§ **Text extract**
━━━━━━
After misrepresentations and a lack of transparency from the Pentagon watchdog, Sen. Chuck Grassley (R-Iowa) is demanding clarity and a full accounting of potential oversights in the Defense Department’s Inspector General (DOD OIG) review of the Joint Enterprise Defense Infrastructure contract (JEDI).
“It might be that the Defense Department Inspector General’s office just has some clarification to provide, or it might be that they fell down on the job and are too embarrassed to clean up mistakes. There are clear problems with the lack of investigation of an advisor’s connections to Amazon Web Services and the inexplicable blockade of legitimate document requests from Congress,” Grassley said of his letter.
In writing again to the DOD OIG, Grassley presses for clarity on the obvious material misrepresentations of documents related to an ethics review of a Defense Department employee with ties to AWS and for fulsome disclosure of the many documents he’s requested related to the massive 10 billion dollar contract that was initially awarded to Amazon. Grassley also requests information about the members of the inspector general’s team involved in that office’s faulty review of that contract.
━━━━━━
§ **Data entries**
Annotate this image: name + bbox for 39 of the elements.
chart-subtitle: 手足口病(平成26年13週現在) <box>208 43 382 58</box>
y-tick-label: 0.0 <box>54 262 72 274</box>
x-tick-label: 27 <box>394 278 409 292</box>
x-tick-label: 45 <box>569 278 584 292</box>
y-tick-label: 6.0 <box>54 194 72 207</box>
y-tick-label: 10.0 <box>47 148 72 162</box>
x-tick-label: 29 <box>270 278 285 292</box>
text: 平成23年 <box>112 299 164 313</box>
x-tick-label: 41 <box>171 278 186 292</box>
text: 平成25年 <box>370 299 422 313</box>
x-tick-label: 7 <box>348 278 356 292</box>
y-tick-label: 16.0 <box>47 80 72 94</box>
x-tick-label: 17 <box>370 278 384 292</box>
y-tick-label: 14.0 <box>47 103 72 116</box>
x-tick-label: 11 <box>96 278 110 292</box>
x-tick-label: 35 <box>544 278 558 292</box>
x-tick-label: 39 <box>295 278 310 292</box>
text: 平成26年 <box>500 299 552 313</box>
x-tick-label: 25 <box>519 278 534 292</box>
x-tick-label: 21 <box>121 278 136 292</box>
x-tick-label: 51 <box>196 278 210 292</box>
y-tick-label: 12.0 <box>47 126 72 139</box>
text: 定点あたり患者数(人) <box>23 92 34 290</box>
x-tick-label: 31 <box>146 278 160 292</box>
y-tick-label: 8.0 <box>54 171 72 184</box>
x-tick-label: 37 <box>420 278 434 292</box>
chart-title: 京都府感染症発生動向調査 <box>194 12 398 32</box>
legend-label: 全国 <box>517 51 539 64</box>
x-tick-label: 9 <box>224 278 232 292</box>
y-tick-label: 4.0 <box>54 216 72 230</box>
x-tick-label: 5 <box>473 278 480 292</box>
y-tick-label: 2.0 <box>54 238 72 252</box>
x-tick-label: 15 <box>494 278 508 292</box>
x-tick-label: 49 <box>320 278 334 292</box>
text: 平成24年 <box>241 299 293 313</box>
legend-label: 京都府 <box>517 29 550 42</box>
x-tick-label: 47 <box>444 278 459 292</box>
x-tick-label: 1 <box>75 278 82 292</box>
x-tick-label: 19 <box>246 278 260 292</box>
━━━━━━
§ **Set exercise 1**
According to the text on the JEDI contract, to which company was the contract initially awarded?
§ **Set exercise 2**
Please rewrite the records from their first line through the line with "text: 平成25年 <box>370 299 422 313</box>", changing each "x-tick-label" to "x-axis-label" and leaving everything else as it is.

§ **Finished answer 1**
Amazon

§ **Finished answer 2**
Annotate this image: name + bbox for 39 of the elements.
chart-subtitle: 手足口病(平成26年13週現在) <box>208 43 382 58</box>
y-tick-label: 0.0 <box>54 262 72 274</box>
x-axis-label: 27 <box>394 278 409 292</box>
x-axis-label: 45 <box>569 278 584 292</box>
y-tick-label: 6.0 <box>54 194 72 207</box>
y-tick-label: 10.0 <box>47 148 72 162</box>
x-axis-label: 29 <box>270 278 285 292</box>
text: 平成23年 <box>112 299 164 313</box>
x-axis-label: 41 <box>171 278 186 292</box>
text: 平成25年 <box>370 299 422 313</box>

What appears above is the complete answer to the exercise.